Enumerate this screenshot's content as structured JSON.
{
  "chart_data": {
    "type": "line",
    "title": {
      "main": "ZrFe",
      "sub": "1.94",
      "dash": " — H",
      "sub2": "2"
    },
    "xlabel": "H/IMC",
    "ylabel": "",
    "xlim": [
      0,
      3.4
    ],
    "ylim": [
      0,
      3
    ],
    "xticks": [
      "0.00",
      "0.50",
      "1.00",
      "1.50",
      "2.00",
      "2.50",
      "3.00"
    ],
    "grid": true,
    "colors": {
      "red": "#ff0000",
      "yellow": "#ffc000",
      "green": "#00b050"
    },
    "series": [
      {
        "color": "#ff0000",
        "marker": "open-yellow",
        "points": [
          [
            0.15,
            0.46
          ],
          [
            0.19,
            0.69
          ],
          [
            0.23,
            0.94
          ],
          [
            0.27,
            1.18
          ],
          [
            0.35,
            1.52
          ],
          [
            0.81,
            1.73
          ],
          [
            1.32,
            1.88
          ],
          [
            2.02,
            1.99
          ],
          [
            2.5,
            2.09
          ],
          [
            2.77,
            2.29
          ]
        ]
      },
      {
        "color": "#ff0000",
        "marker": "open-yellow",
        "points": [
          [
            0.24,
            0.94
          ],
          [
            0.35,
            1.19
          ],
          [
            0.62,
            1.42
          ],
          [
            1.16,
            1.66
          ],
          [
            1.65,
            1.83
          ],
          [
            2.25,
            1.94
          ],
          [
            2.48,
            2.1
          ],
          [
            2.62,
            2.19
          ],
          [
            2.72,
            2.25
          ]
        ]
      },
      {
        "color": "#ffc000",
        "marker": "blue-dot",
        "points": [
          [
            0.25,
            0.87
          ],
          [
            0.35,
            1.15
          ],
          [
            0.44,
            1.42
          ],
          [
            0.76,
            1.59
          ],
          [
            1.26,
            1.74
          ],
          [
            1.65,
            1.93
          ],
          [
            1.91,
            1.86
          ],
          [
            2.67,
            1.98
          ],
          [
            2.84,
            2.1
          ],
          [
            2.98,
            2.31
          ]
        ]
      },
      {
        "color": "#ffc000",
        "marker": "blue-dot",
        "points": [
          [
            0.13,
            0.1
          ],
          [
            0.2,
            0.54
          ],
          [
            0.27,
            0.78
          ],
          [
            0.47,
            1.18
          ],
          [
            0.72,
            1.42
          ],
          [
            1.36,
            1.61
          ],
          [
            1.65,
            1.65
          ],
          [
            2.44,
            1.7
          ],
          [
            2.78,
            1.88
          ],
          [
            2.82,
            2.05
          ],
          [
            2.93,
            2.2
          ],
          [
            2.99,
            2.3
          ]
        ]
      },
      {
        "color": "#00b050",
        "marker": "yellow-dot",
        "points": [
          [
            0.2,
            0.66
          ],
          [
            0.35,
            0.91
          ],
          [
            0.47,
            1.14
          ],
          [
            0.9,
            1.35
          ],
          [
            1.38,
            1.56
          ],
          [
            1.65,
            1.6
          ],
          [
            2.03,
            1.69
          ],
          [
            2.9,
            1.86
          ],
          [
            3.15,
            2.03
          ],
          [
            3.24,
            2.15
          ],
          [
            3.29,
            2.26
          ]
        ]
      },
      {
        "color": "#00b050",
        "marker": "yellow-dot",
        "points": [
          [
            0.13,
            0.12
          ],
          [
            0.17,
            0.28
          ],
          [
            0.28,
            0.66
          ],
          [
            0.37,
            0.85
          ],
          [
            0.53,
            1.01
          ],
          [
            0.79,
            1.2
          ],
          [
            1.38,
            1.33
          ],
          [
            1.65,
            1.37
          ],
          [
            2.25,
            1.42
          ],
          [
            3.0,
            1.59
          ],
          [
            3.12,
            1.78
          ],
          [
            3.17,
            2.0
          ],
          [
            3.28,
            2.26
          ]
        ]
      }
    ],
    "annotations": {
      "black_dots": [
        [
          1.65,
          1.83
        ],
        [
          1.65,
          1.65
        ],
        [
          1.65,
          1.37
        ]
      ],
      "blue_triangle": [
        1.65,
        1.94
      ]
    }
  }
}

---------------

▶ [EXERCISE PROMPT]:
Extract the full listing and reproduce each line exactly.

▶ [TASK OUTPUT]:
Enumerate this screenshot's content as structured JSON.
{
  "chart_data": {
    "type": "line",
    "title": {
      "main": "ZrFe",
      "sub": "1.94",
      "dash": " — H",
      "sub2": "2"
    },
    "xlabel": "H/IMC",
    "ylabel": "",
    "xlim": [
      0,
      3.4
    ],
    "ylim": [
      0,
      3
    ],
    "xticks": [
      "0.00",
      "0.50",
      "1.00",
      "1.50",
      "2.00",
      "2.50",
      "3.00"
    ],
    "grid": true,
    "colors": {
      "red": "#ff0000",
      "yellow": "#ffc000",
      "green": "#00b050"
    },
    "series": [
      {
        "color": "#ff0000",
        "marker": "open-yellow",
        "points": [
          [
            0.15,
            0.46
          ],
          [
            0.19,
            0.69
          ],
          [
            0.23,
            0.94
          ],
          [
            0.27,
            1.18
          ],
          [
            0.35,
            1.52
          ],
          [
            0.81,
            1.73
          ],
          [
            1.32,
            1.88
          ],
          [
            2.02,
            1.99
          ],
          [
            2.5,
            2.09
          ],
          [
            2.77,
            2.29
          ]
        ]
      },
      {
        "color": "#ff0000",
        "marker": "open-yellow",
        "points": [
          [
            0.24,
            0.94
          ],
          [
            0.35,
            1.19
          ],
          [
            0.62,
            1.42
          ],
          [
            1.16,
            1.66
          ],
          [
            1.65,
            1.83
          ],
          [
            2.25,
            1.94
          ],
          [
            2.48,
            2.1
          ],
          [
            2.62,
            2.19
          ],
          [
            2.72,
            2.25
          ]
        ]
      },
      {
        "color": "#ffc000",
        "marker": "blue-dot",
        "points": [
          [
            0.25,
            0.87
          ],
          [
            0.35,
            1.15
          ],
          [
            0.44,
            1.42
          ],
          [
            0.76,
            1.59
          ],
          [
            1.26,
            1.74
          ],
          [
            1.65,
            1.93
          ],
          [
            1.91,
            1.86
          ],
          [
            2.67,
            1.98
          ],
          [
            2.84,
            2.1
          ],
          [
            2.98,
            2.31
          ]
        ]
      },
      {
        "color": "#ffc000",
        "marker": "blue-dot",
        "points": [
          [
            0.13,
            0.1
          ],
          [
            0.2,
            0.54
          ],
          [
            0.27,
            0.78
          ],
          [
            0.47,
            1.18
          ],
          [
            0.72,
            1.42
          ],
          [
            1.36,
            1.61
          ],
          [
            1.65,
            1.65
          ],
          [
            2.44,
            1.7
          ],
          [
            2.78,
            1.88
          ],
          [
            2.82,
            2.05
          ],
          [
            2.93,
            2.2
          ],
          [
            2.99,
            2.3
          ]
        ]
      },
      {
        "color": "#00b050",
        "marker": "yellow-dot",
        "points": [
          [
            0.2,
            0.66
          ],
          [
            0.35,
            0.91
          ],
          [
            0.47,
            1.14
          ],
          [
            0.9,
            1.35
          ],
          [
            1.38,
            1.56
          ],
          [
            1.65,
            1.6
          ],
          [
            2.03,
            1.69
          ],
          [
            2.9,
            1.86
          ],
          [
            3.15,
            2.03
          ],
          [
            3.24,
            2.15
          ],
          [
            3.29,
            2.26
          ]
        ]
      },
      {
        "color": "#00b050",
        "marker": "yellow-dot",
        "points": [
          [
            0.13,
            0.12
          ],
          [
            0.17,
            0.28
          ],
          [
            0.28,
            0.66
          ],
          [
            0.37,
            0.85
          ],
          [
            0.53,
            1.01
          ],
          [
            0.79,
            1.2
          ],
          [
            1.38,
            1.33
          ],
          [
            1.65,
            1.37
          ],
          [
            2.25,
            1.42
          ],
          [
            3.0,
            1.59
          ],
          [
            3.12,
            1.78
          ],
          [
            3.17,
            2.0
          ],
          [
            3.28,
            2.26
          ]
        ]
      }
    ],
    "annotations": {
      "black_dots": [
        [
          1.65,
          1.83
        ],
        [
          1.65,
          1.65
        ],
        [
          1.65,
          1.37
        ]
      ],
      "blue_triangle": [
        1.65,
        1.94
      ]
    }
  }
}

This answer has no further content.